** Aim of the task **
From the entries provided below, copy each line that contains the word "apenas".
──────── Recorded information ────────
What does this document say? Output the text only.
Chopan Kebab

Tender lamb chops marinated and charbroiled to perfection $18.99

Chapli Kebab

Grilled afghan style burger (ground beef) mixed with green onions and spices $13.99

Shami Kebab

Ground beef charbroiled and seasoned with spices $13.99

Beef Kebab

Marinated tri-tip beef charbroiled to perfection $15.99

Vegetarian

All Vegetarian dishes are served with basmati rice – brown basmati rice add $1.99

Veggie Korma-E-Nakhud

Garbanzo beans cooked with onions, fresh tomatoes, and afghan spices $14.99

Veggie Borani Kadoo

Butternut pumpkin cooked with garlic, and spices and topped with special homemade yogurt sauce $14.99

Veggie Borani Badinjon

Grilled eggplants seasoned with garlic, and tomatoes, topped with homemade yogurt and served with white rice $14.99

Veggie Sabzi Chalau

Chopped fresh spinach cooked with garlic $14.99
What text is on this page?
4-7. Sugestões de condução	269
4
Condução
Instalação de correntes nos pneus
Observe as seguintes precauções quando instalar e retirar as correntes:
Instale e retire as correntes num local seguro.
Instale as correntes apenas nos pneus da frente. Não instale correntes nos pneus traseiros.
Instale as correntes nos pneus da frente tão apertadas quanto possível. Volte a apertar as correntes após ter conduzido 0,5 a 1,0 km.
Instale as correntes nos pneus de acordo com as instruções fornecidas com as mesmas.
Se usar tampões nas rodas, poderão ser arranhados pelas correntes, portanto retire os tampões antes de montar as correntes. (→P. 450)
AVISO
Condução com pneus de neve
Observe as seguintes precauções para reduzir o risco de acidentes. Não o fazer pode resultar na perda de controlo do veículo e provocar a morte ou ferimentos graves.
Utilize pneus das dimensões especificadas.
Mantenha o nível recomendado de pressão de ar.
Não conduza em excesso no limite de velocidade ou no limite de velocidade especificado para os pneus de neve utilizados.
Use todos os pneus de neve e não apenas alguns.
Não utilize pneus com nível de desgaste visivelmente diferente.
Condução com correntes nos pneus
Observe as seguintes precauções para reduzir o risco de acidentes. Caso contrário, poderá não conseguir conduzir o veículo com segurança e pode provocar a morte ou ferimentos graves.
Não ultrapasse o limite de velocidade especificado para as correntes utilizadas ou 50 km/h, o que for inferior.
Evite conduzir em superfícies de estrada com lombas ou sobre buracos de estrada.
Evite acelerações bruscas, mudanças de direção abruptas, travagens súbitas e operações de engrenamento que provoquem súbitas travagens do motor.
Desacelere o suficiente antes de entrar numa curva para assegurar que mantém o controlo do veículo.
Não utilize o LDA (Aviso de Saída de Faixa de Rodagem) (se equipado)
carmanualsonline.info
────────
** Output for this task **
Instale as correntes apenas nos pneus da frente. Não instale correntes nos pneus traseiros.
Use todos os pneus de neve e não apenas alguns.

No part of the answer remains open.